* Aim of the task: For the entries below, how many lines include the word "Invadopodia"? Give the figure and nothing more.

* Data extract:
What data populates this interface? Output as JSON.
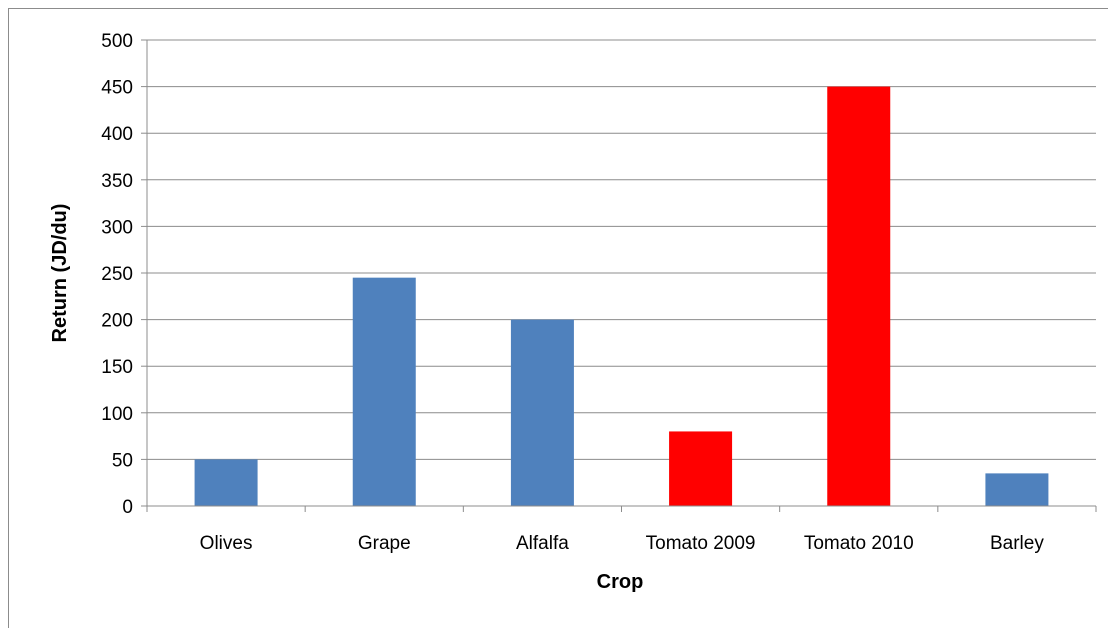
{
  "chart_data": {
    "type": "bar",
    "categories": [
      "Olives",
      "Grape",
      "Alfalfa",
      "Tomato 2009",
      "Tomato 2010",
      "Barley"
    ],
    "values": [
      50,
      245,
      200,
      80,
      450,
      35
    ],
    "colors": [
      "#4f81bd",
      "#4f81bd",
      "#4f81bd",
      "#ff0000",
      "#ff0000",
      "#4f81bd"
    ],
    "xlabel": "Crop",
    "ylabel": "Return (JD/du)",
    "ylim": [
      0,
      500
    ],
    "yticks": [
      0,
      50,
      100,
      150,
      200,
      250,
      300,
      350,
      400,
      450,
      500
    ],
    "grid": true
  }
}
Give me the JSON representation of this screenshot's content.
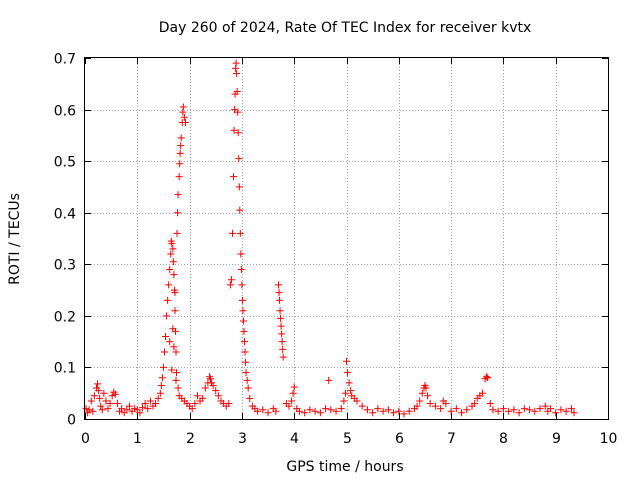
{
  "chart_data": {
    "type": "scatter",
    "title": "Day 260 of 2024, Rate Of TEC Index for receiver kvtx",
    "xlabel": "GPS time / hours",
    "ylabel": "ROTI / TECUs",
    "xlim": [
      0,
      10
    ],
    "ylim": [
      0,
      0.7
    ],
    "xticks": [
      "0",
      "1",
      "2",
      "3",
      "4",
      "5",
      "6",
      "7",
      "8",
      "9",
      "10"
    ],
    "yticks": [
      "0",
      "0.1",
      "0.2",
      "0.3",
      "0.4",
      "0.5",
      "0.6",
      "0.7"
    ],
    "grid": true,
    "marker": "+",
    "marker_color": "#ff0000",
    "series": [
      {
        "name": "ROTI",
        "points": [
          [
            0.02,
            0.02
          ],
          [
            0.05,
            0.012
          ],
          [
            0.08,
            0.018
          ],
          [
            0.12,
            0.035
          ],
          [
            0.15,
            0.015
          ],
          [
            0.18,
            0.045
          ],
          [
            0.22,
            0.06
          ],
          [
            0.24,
            0.068
          ],
          [
            0.26,
            0.055
          ],
          [
            0.28,
            0.04
          ],
          [
            0.3,
            0.025
          ],
          [
            0.33,
            0.018
          ],
          [
            0.36,
            0.05
          ],
          [
            0.4,
            0.035
          ],
          [
            0.44,
            0.02
          ],
          [
            0.48,
            0.03
          ],
          [
            0.52,
            0.045
          ],
          [
            0.55,
            0.052
          ],
          [
            0.58,
            0.048
          ],
          [
            0.62,
            0.03
          ],
          [
            0.66,
            0.015
          ],
          [
            0.7,
            0.02
          ],
          [
            0.75,
            0.012
          ],
          [
            0.8,
            0.018
          ],
          [
            0.85,
            0.025
          ],
          [
            0.9,
            0.015
          ],
          [
            0.95,
            0.02
          ],
          [
            1.0,
            0.018
          ],
          [
            1.05,
            0.012
          ],
          [
            1.1,
            0.022
          ],
          [
            1.15,
            0.03
          ],
          [
            1.2,
            0.02
          ],
          [
            1.25,
            0.035
          ],
          [
            1.3,
            0.025
          ],
          [
            1.35,
            0.03
          ],
          [
            1.4,
            0.04
          ],
          [
            1.44,
            0.05
          ],
          [
            1.46,
            0.065
          ],
          [
            1.48,
            0.08
          ],
          [
            1.5,
            0.1
          ],
          [
            1.52,
            0.13
          ],
          [
            1.54,
            0.16
          ],
          [
            1.56,
            0.2
          ],
          [
            1.58,
            0.23
          ],
          [
            1.6,
            0.26
          ],
          [
            1.62,
            0.29
          ],
          [
            1.64,
            0.32
          ],
          [
            1.65,
            0.345
          ],
          [
            1.66,
            0.34
          ],
          [
            1.68,
            0.33
          ],
          [
            1.69,
            0.305
          ],
          [
            1.7,
            0.28
          ],
          [
            1.71,
            0.25
          ],
          [
            1.72,
            0.21
          ],
          [
            1.73,
            0.17
          ],
          [
            1.74,
            0.13
          ],
          [
            1.75,
            0.09
          ],
          [
            1.76,
            0.36
          ],
          [
            1.77,
            0.4
          ],
          [
            1.78,
            0.435
          ],
          [
            1.8,
            0.47
          ],
          [
            1.81,
            0.495
          ],
          [
            1.82,
            0.515
          ],
          [
            1.83,
            0.53
          ],
          [
            1.84,
            0.545
          ],
          [
            1.86,
            0.575
          ],
          [
            1.87,
            0.595
          ],
          [
            1.88,
            0.605
          ],
          [
            1.9,
            0.585
          ],
          [
            1.92,
            0.575
          ],
          [
            1.62,
            0.15
          ],
          [
            1.66,
            0.095
          ],
          [
            1.68,
            0.175
          ],
          [
            1.7,
            0.14
          ],
          [
            1.74,
            0.075
          ],
          [
            1.72,
            0.245
          ],
          [
            1.78,
            0.06
          ],
          [
            1.8,
            0.045
          ],
          [
            1.85,
            0.04
          ],
          [
            1.9,
            0.035
          ],
          [
            1.95,
            0.03
          ],
          [
            2.0,
            0.025
          ],
          [
            2.05,
            0.02
          ],
          [
            2.1,
            0.03
          ],
          [
            2.15,
            0.045
          ],
          [
            2.2,
            0.035
          ],
          [
            2.25,
            0.04
          ],
          [
            2.3,
            0.06
          ],
          [
            2.35,
            0.07
          ],
          [
            2.38,
            0.082
          ],
          [
            2.4,
            0.078
          ],
          [
            2.42,
            0.07
          ],
          [
            2.45,
            0.065
          ],
          [
            2.5,
            0.055
          ],
          [
            2.55,
            0.045
          ],
          [
            2.6,
            0.035
          ],
          [
            2.65,
            0.03
          ],
          [
            2.7,
            0.025
          ],
          [
            2.75,
            0.03
          ],
          [
            2.78,
            0.26
          ],
          [
            2.8,
            0.27
          ],
          [
            2.82,
            0.36
          ],
          [
            2.84,
            0.47
          ],
          [
            2.85,
            0.56
          ],
          [
            2.86,
            0.6
          ],
          [
            2.87,
            0.63
          ],
          [
            2.88,
            0.68
          ],
          [
            2.89,
            0.69
          ],
          [
            2.9,
            0.67
          ],
          [
            2.91,
            0.635
          ],
          [
            2.92,
            0.595
          ],
          [
            2.93,
            0.555
          ],
          [
            2.94,
            0.505
          ],
          [
            2.95,
            0.45
          ],
          [
            2.96,
            0.405
          ],
          [
            2.97,
            0.36
          ],
          [
            2.98,
            0.32
          ],
          [
            2.99,
            0.29
          ],
          [
            3.0,
            0.26
          ],
          [
            3.01,
            0.23
          ],
          [
            3.02,
            0.21
          ],
          [
            3.03,
            0.19
          ],
          [
            3.04,
            0.17
          ],
          [
            3.05,
            0.15
          ],
          [
            3.06,
            0.13
          ],
          [
            3.07,
            0.11
          ],
          [
            3.08,
            0.09
          ],
          [
            3.1,
            0.075
          ],
          [
            3.12,
            0.06
          ],
          [
            3.15,
            0.04
          ],
          [
            3.2,
            0.025
          ],
          [
            3.25,
            0.02
          ],
          [
            3.3,
            0.015
          ],
          [
            3.4,
            0.018
          ],
          [
            3.5,
            0.012
          ],
          [
            3.6,
            0.02
          ],
          [
            3.65,
            0.015
          ],
          [
            3.7,
            0.26
          ],
          [
            3.71,
            0.245
          ],
          [
            3.72,
            0.23
          ],
          [
            3.73,
            0.21
          ],
          [
            3.74,
            0.195
          ],
          [
            3.75,
            0.18
          ],
          [
            3.76,
            0.165
          ],
          [
            3.77,
            0.15
          ],
          [
            3.78,
            0.135
          ],
          [
            3.79,
            0.12
          ],
          [
            3.85,
            0.03
          ],
          [
            3.9,
            0.025
          ],
          [
            3.95,
            0.035
          ],
          [
            3.98,
            0.05
          ],
          [
            4.0,
            0.062
          ],
          [
            4.05,
            0.02
          ],
          [
            4.1,
            0.015
          ],
          [
            4.2,
            0.012
          ],
          [
            4.3,
            0.018
          ],
          [
            4.4,
            0.015
          ],
          [
            4.5,
            0.012
          ],
          [
            4.6,
            0.02
          ],
          [
            4.66,
            0.075
          ],
          [
            4.7,
            0.018
          ],
          [
            4.8,
            0.015
          ],
          [
            4.9,
            0.02
          ],
          [
            4.95,
            0.035
          ],
          [
            4.98,
            0.05
          ],
          [
            5.0,
            0.112
          ],
          [
            5.02,
            0.09
          ],
          [
            5.05,
            0.07
          ],
          [
            5.08,
            0.055
          ],
          [
            5.1,
            0.045
          ],
          [
            5.15,
            0.04
          ],
          [
            5.2,
            0.035
          ],
          [
            5.3,
            0.025
          ],
          [
            5.4,
            0.018
          ],
          [
            5.5,
            0.012
          ],
          [
            5.6,
            0.02
          ],
          [
            5.7,
            0.015
          ],
          [
            5.8,
            0.018
          ],
          [
            5.9,
            0.012
          ],
          [
            6.0,
            0.015
          ],
          [
            6.1,
            0.01
          ],
          [
            6.2,
            0.015
          ],
          [
            6.3,
            0.02
          ],
          [
            6.35,
            0.025
          ],
          [
            6.4,
            0.035
          ],
          [
            6.45,
            0.05
          ],
          [
            6.48,
            0.06
          ],
          [
            6.5,
            0.065
          ],
          [
            6.52,
            0.06
          ],
          [
            6.55,
            0.045
          ],
          [
            6.6,
            0.03
          ],
          [
            6.7,
            0.025
          ],
          [
            6.8,
            0.02
          ],
          [
            6.85,
            0.035
          ],
          [
            6.9,
            0.03
          ],
          [
            7.0,
            0.015
          ],
          [
            7.1,
            0.02
          ],
          [
            7.2,
            0.012
          ],
          [
            7.3,
            0.018
          ],
          [
            7.4,
            0.025
          ],
          [
            7.45,
            0.03
          ],
          [
            7.5,
            0.04
          ],
          [
            7.55,
            0.045
          ],
          [
            7.6,
            0.05
          ],
          [
            7.65,
            0.078
          ],
          [
            7.68,
            0.082
          ],
          [
            7.7,
            0.08
          ],
          [
            7.75,
            0.03
          ],
          [
            7.8,
            0.018
          ],
          [
            7.9,
            0.015
          ],
          [
            8.0,
            0.02
          ],
          [
            8.1,
            0.015
          ],
          [
            8.2,
            0.018
          ],
          [
            8.3,
            0.012
          ],
          [
            8.4,
            0.02
          ],
          [
            8.5,
            0.018
          ],
          [
            8.6,
            0.015
          ],
          [
            8.7,
            0.02
          ],
          [
            8.8,
            0.025
          ],
          [
            8.85,
            0.015
          ],
          [
            8.9,
            0.02
          ],
          [
            9.0,
            0.012
          ],
          [
            9.1,
            0.018
          ],
          [
            9.2,
            0.015
          ],
          [
            9.3,
            0.02
          ],
          [
            9.35,
            0.012
          ]
        ]
      }
    ]
  }
}
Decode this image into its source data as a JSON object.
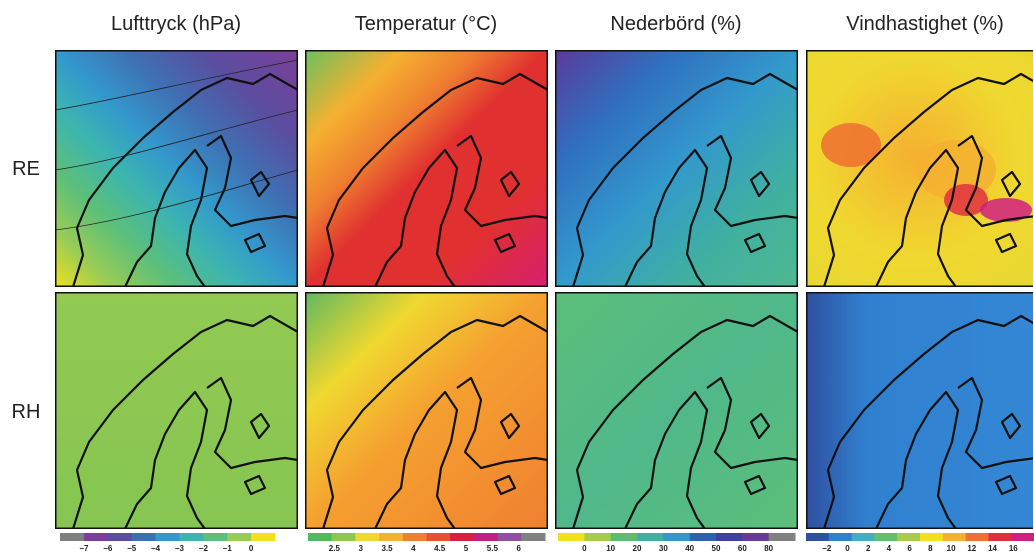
{
  "column_titles": [
    "Lufttryck (hPa)",
    "Temperatur (°C)",
    "Nederbörd (%)",
    "Vindhastighet (%)"
  ],
  "row_labels": [
    "RE",
    "RH"
  ],
  "colorbars": [
    {
      "ticks": [
        {
          "value": -7,
          "label": "−7"
        },
        {
          "value": -6,
          "label": "−6"
        },
        {
          "value": -5,
          "label": "−5"
        },
        {
          "value": -4,
          "label": "−4"
        },
        {
          "value": -3,
          "label": "−3"
        },
        {
          "value": -2,
          "label": "−2"
        },
        {
          "value": -1,
          "label": "−1"
        },
        0
      ],
      "colors": [
        "#7f7f7f",
        "#7b3f98",
        "#5b4ea0",
        "#3f6fb3",
        "#3399cc",
        "#3cb5b0",
        "#5cbf7a",
        "#99cc55",
        "#f0e020"
      ]
    },
    {
      "ticks": [
        2.5,
        3,
        3.5,
        4,
        4.5,
        5,
        5.5,
        6
      ],
      "colors": [
        "#55b860",
        "#8cc850",
        "#f0d830",
        "#f5b030",
        "#ef8030",
        "#e85030",
        "#d82040",
        "#c02080",
        "#9050a0",
        "#808080"
      ]
    },
    {
      "ticks": [
        0,
        10,
        20,
        30,
        40,
        50,
        60,
        80
      ],
      "colors": [
        "#f0e020",
        "#a8cc4a",
        "#60bb70",
        "#40b0a0",
        "#3399cc",
        "#3060b0",
        "#4040a0",
        "#6a3a98",
        "#808080"
      ]
    },
    {
      "ticks": [
        {
          "value": -2,
          "label": "−2"
        },
        0,
        2,
        4,
        6,
        8,
        10,
        12,
        14,
        16
      ],
      "colors": [
        "#3050a0",
        "#3080d0",
        "#40b0c0",
        "#60c070",
        "#a8cc4a",
        "#f0e020",
        "#f5b030",
        "#ef7030",
        "#e03040",
        "#d02080"
      ]
    }
  ]
}
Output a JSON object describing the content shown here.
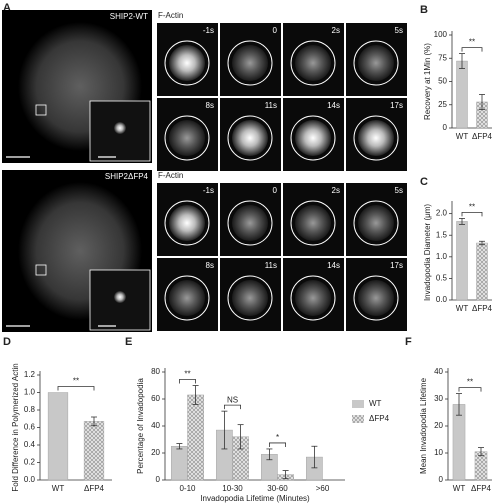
{
  "image_panels": [
    {
      "panel_label": "A",
      "cell_label": "SHIP2-WT",
      "channel": "F-Actin",
      "times": [
        "-1s",
        "0",
        "2s",
        "5s",
        "8s",
        "11s",
        "14s",
        "17s"
      ]
    },
    {
      "cell_label": "SHIP2ΔFP4",
      "channel": "F-Actin",
      "times": [
        "-1s",
        "0",
        "2s",
        "5s",
        "8s",
        "11s",
        "14s",
        "17s"
      ]
    }
  ],
  "chart_data": [
    {
      "type": "bar",
      "panel_label": "B",
      "ylabel": "Recovery at 1Min (%)",
      "categories": [
        "WT",
        "ΔFP4"
      ],
      "values": [
        72,
        28
      ],
      "errors": [
        8,
        8
      ],
      "colors": [
        "#c8c8c8",
        "#dcdcdc"
      ],
      "hatched": [
        false,
        true
      ],
      "ylim": [
        0,
        100
      ],
      "yticks": [
        0,
        25,
        50,
        75,
        100
      ],
      "significance": "**"
    },
    {
      "type": "bar",
      "panel_label": "C",
      "ylabel": "Invadopodia Diameter (μm)",
      "categories": [
        "WT",
        "ΔFP4"
      ],
      "values": [
        1.82,
        1.32
      ],
      "errors": [
        0.07,
        0.04
      ],
      "colors": [
        "#c8c8c8",
        "#dcdcdc"
      ],
      "hatched": [
        false,
        true
      ],
      "ylim": [
        0,
        2.2
      ],
      "yticks": [
        {
          "value": 0,
          "label": "0.0"
        },
        {
          "value": 0.5,
          "label": "0.5"
        },
        {
          "value": 1,
          "label": "1.0"
        },
        {
          "value": 1.5,
          "label": "1.5"
        },
        {
          "value": 2,
          "label": "2.0"
        }
      ],
      "significance": "**"
    },
    {
      "type": "bar",
      "panel_label": "D",
      "ylabel": "Fold Difference in Polymerized Actin",
      "categories": [
        "WT",
        "ΔFP4"
      ],
      "values": [
        1.0,
        0.67
      ],
      "errors": [
        null,
        0.05
      ],
      "colors": [
        "#c8c8c8",
        "#dcdcdc"
      ],
      "hatched": [
        false,
        true
      ],
      "ylim": [
        0,
        1.2
      ],
      "yticks": [
        {
          "value": 0,
          "label": "0.0"
        },
        {
          "value": 0.2,
          "label": "0.2"
        },
        {
          "value": 0.4,
          "label": "0.4"
        },
        {
          "value": 0.6,
          "label": "0.6"
        },
        {
          "value": 0.8,
          "label": "0.8"
        },
        {
          "value": 1,
          "label": "1.0"
        },
        {
          "value": 1.2,
          "label": "1.2"
        }
      ],
      "significance": "**"
    },
    {
      "type": "grouped-bar",
      "panel_label": "E",
      "ylabel": "Percentage of Invadopodia",
      "xlabel": "Invadopodia Lifetime (Minutes)",
      "categories": [
        "0-10",
        "10-30",
        "30-60",
        ">60"
      ],
      "series": [
        {
          "name": "WT",
          "color": "#c8c8c8",
          "hatched": false,
          "values": [
            25,
            37,
            19,
            17
          ],
          "errors": [
            2,
            14,
            4,
            8
          ]
        },
        {
          "name": "ΔFP4",
          "color": "#dcdcdc",
          "hatched": true,
          "values": [
            63,
            32,
            4,
            null
          ],
          "errors": [
            7,
            9,
            3,
            null
          ]
        }
      ],
      "ylim": [
        0,
        80
      ],
      "yticks": [
        0,
        20,
        40,
        60,
        80
      ],
      "significance": [
        "**",
        "NS",
        "*",
        null
      ]
    },
    {
      "type": "bar",
      "panel_label": "F",
      "ylabel": "Mean Invadopodia Lifetime",
      "categories": [
        "WT",
        "ΔFP4"
      ],
      "values": [
        28,
        10.5
      ],
      "errors": [
        4,
        1.5
      ],
      "colors": [
        "#c8c8c8",
        "#dcdcdc"
      ],
      "hatched": [
        false,
        true
      ],
      "ylim": [
        0,
        40
      ],
      "yticks": [
        0,
        10,
        20,
        30,
        40
      ],
      "significance": "**"
    }
  ]
}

* Answer for the task: 4